▶ [TASK DIRECTIONS] Reproduce all records verbatim.

== TASK INPUTS ==

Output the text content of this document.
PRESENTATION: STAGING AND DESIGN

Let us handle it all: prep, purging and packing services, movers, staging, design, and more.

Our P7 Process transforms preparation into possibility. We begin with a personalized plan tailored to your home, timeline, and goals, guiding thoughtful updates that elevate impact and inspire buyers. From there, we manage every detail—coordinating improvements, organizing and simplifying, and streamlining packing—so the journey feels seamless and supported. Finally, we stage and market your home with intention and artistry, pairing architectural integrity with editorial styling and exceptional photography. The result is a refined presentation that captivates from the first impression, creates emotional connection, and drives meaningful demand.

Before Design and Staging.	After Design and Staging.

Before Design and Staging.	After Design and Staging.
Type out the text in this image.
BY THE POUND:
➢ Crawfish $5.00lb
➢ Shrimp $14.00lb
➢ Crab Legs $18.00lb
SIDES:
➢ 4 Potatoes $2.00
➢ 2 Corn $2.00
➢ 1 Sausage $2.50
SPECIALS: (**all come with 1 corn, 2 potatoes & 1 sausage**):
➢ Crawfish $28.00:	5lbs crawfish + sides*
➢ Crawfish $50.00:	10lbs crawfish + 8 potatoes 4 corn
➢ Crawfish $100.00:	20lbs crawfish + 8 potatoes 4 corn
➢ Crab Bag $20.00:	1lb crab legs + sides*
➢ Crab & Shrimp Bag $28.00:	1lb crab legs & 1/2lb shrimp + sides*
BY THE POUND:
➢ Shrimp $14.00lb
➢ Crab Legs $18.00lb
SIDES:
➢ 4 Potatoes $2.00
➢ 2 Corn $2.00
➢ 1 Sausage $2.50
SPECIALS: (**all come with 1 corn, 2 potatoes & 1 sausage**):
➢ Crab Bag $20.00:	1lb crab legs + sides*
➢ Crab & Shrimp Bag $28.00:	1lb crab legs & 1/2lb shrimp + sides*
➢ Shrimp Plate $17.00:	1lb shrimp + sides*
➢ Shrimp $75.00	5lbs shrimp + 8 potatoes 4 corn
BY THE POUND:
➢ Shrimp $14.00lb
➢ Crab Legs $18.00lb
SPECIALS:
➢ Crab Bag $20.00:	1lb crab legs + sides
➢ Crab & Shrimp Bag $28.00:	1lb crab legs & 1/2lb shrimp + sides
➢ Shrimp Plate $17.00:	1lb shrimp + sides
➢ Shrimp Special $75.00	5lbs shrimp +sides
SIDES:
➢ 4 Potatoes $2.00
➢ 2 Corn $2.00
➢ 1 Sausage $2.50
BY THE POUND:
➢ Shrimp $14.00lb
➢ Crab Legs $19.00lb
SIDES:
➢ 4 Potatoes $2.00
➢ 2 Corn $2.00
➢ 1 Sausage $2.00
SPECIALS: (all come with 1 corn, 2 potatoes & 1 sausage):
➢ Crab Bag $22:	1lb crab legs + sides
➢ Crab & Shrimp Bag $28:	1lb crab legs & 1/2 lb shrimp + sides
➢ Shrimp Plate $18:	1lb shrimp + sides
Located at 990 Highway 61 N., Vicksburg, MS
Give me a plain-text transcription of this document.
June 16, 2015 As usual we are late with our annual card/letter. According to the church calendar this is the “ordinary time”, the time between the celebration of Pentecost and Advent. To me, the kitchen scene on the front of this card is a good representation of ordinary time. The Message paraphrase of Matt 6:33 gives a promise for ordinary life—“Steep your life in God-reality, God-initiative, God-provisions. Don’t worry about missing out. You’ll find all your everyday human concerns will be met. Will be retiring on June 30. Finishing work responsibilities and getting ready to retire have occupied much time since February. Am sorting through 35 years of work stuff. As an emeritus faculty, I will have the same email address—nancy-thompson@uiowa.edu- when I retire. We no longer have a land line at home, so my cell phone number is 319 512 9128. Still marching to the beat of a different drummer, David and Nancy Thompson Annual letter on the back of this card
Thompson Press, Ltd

===

▶ [RESULT OF THE TASK]
Output the text content of this document.
PRESENTATION: STAGING AND DESIGN

Let us handle it all: prep, purging and packing services, movers, staging, design, and more.

Our P7 Process transforms preparation into possibility. We begin with a personalized plan tailored to your home, timeline, and goals, guiding thoughtful updates that elevate impact and inspire buyers. From there, we manage every detail—coordinating improvements, organizing and simplifying, and streamlining packing—so the journey feels seamless and supported. Finally, we stage and market your home with intention and artistry, pairing architectural integrity with editorial styling and exceptional photography. The result is a refined presentation that captivates from the first impression, creates emotional connection, and drives meaningful demand.

Before Design and Staging.	After Design and Staging.

Before Design and Staging.	After Design and Staging.
Type out the text in this image.
BY THE POUND:
➢ Crawfish $5.00lb
➢ Shrimp $14.00lb
➢ Crab Legs $18.00lb
SIDES:
➢ 4 Potatoes $2.00
➢ 2 Corn $2.00
➢ 1 Sausage $2.50
SPECIALS: (**all come with 1 corn, 2 potatoes & 1 sausage**):
➢ Crawfish $28.00:	5lbs crawfish + sides*
➢ Crawfish $50.00:	10lbs crawfish + 8 potatoes 4 corn
➢ Crawfish $100.00:	20lbs crawfish + 8 potatoes 4 corn
➢ Crab Bag $20.00:	1lb crab legs + sides*
➢ Crab & Shrimp Bag $28.00:	1lb crab legs & 1/2lb shrimp + sides*
BY THE POUND:
➢ Shrimp $14.00lb
➢ Crab Legs $18.00lb
SIDES:
➢ 4 Potatoes $2.00
➢ 2 Corn $2.00
➢ 1 Sausage $2.50
SPECIALS: (**all come with 1 corn, 2 potatoes & 1 sausage**):
➢ Crab Bag $20.00:	1lb crab legs + sides*
➢ Crab & Shrimp Bag $28.00:	1lb crab legs & 1/2lb shrimp + sides*
➢ Shrimp Plate $17.00:	1lb shrimp + sides*
➢ Shrimp $75.00	5lbs shrimp + 8 potatoes 4 corn
BY THE POUND:
➢ Shrimp $14.00lb
➢ Crab Legs $18.00lb
SPECIALS:
➢ Crab Bag $20.00:	1lb crab legs + sides
➢ Crab & Shrimp Bag $28.00:	1lb crab legs & 1/2lb shrimp + sides
➢ Shrimp Plate $17.00:	1lb shrimp + sides
➢ Shrimp Special $75.00	5lbs shrimp +sides
SIDES:
➢ 4 Potatoes $2.00
➢ 2 Corn $2.00
➢ 1 Sausage $2.50
BY THE POUND:
➢ Shrimp $14.00lb
➢ Crab Legs $19.00lb
SIDES:
➢ 4 Potatoes $2.00
➢ 2 Corn $2.00
➢ 1 Sausage $2.00
SPECIALS: (all come with 1 corn, 2 potatoes & 1 sausage):
➢ Crab Bag $22:	1lb crab legs + sides
➢ Crab & Shrimp Bag $28:	1lb crab legs & 1/2 lb shrimp + sides
➢ Shrimp Plate $18:	1lb shrimp + sides
Located at 990 Highway 61 N., Vicksburg, MS
Give me a plain-text transcription of this document.
June 16, 2015 As usual we are late with our annual card/letter. According to the church calendar this is the “ordinary time”, the time between the celebration of Pentecost and Advent. To me, the kitchen scene on the front of this card is a good representation of ordinary time. The Message paraphrase of Matt 6:33 gives a promise for ordinary life—“Steep your life in God-reality, God-initiative, God-provisions. Don’t worry about missing out. You’ll find all your everyday human concerns will be met. Will be retiring on June 30. Finishing work responsibilities and getting ready to retire have occupied much time since February. Am sorting through 35 years of work stuff. As an emeritus faculty, I will have the same email address—nancy-thompson@uiowa.edu- when I retire. We no longer have a land line at home, so my cell phone number is 319 512 9128. Still marching to the beat of a different drummer, David and Nancy Thompson Annual letter on the back of this card
Thompson Press, Ltd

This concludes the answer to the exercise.